Copy out the listing below word for word, line by line, leaving out the pictures.

----- Dataset content -----

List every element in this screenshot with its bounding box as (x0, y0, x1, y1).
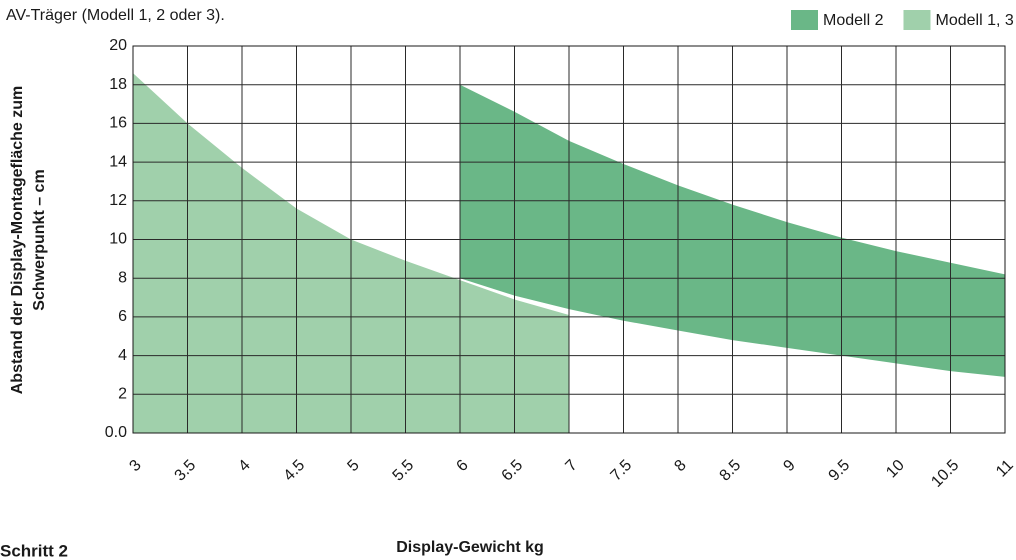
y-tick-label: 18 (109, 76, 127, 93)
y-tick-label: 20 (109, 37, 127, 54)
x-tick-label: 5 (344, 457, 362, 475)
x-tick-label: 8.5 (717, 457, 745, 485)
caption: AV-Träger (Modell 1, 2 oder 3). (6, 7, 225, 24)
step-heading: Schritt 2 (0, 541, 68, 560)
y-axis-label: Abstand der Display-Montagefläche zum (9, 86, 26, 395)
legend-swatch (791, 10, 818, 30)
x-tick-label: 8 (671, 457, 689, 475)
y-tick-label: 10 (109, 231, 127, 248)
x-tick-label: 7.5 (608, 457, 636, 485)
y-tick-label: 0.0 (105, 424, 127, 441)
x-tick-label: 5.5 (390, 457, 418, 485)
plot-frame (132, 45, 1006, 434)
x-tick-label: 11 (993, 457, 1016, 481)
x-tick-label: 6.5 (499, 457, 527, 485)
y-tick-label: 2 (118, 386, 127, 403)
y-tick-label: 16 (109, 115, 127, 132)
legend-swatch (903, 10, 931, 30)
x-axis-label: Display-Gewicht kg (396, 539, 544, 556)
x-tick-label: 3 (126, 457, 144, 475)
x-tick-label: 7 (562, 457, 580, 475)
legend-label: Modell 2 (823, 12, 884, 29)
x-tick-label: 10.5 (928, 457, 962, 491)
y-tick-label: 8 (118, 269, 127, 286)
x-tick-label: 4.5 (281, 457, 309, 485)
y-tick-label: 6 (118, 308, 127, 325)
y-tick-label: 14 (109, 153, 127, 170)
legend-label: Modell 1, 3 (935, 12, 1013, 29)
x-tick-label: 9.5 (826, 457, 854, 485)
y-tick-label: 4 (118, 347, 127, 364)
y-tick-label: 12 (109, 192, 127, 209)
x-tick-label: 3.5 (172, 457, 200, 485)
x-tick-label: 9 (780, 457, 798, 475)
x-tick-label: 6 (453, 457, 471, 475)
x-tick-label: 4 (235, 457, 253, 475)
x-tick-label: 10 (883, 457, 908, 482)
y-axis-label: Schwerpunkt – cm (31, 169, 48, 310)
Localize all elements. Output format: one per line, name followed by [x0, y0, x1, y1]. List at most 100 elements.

-----

--- Solution ---
List every element in this screenshot with its bounding box as (x0, y0, x1, y1).
y-tick-label: 18 (109, 76, 127, 93)
y-tick-label: 20 (109, 37, 127, 54)
x-tick-label: 5 (344, 457, 362, 475)
x-tick-label: 8.5 (717, 457, 745, 485)
caption: AV-Träger (Modell 1, 2 oder 3). (6, 7, 225, 24)
step-heading: Schritt 2 (0, 541, 68, 560)
y-axis-label: Abstand der Display-Montagefläche zum (9, 86, 26, 395)
legend-swatch (791, 10, 818, 30)
x-tick-label: 8 (671, 457, 689, 475)
y-tick-label: 10 (109, 231, 127, 248)
x-tick-label: 7.5 (608, 457, 636, 485)
y-tick-label: 0.0 (105, 424, 127, 441)
x-tick-label: 5.5 (390, 457, 418, 485)
plot-frame (132, 45, 1006, 434)
x-tick-label: 11 (993, 457, 1016, 481)
x-tick-label: 6.5 (499, 457, 527, 485)
y-tick-label: 2 (118, 386, 127, 403)
y-tick-label: 16 (109, 115, 127, 132)
legend-swatch (903, 10, 931, 30)
x-axis-label: Display-Gewicht kg (396, 539, 544, 556)
x-tick-label: 3 (126, 457, 144, 475)
x-tick-label: 7 (562, 457, 580, 475)
legend-label: Modell 2 (823, 12, 884, 29)
x-tick-label: 10.5 (928, 457, 962, 491)
y-tick-label: 8 (118, 269, 127, 286)
x-tick-label: 4.5 (281, 457, 309, 485)
y-tick-label: 6 (118, 308, 127, 325)
y-tick-label: 14 (109, 153, 127, 170)
legend-label: Modell 1, 3 (935, 12, 1013, 29)
x-tick-label: 9.5 (826, 457, 854, 485)
y-tick-label: 4 (118, 347, 127, 364)
y-tick-label: 12 (109, 192, 127, 209)
x-tick-label: 3.5 (172, 457, 200, 485)
x-tick-label: 9 (780, 457, 798, 475)
x-tick-label: 6 (453, 457, 471, 475)
x-tick-label: 4 (235, 457, 253, 475)
x-tick-label: 10 (883, 457, 908, 482)
y-axis-label: Schwerpunkt – cm (31, 169, 48, 310)
Localize all elements. Output format: one per line, name followed by [x0, y0, x1, y1]. List at most 100 elements.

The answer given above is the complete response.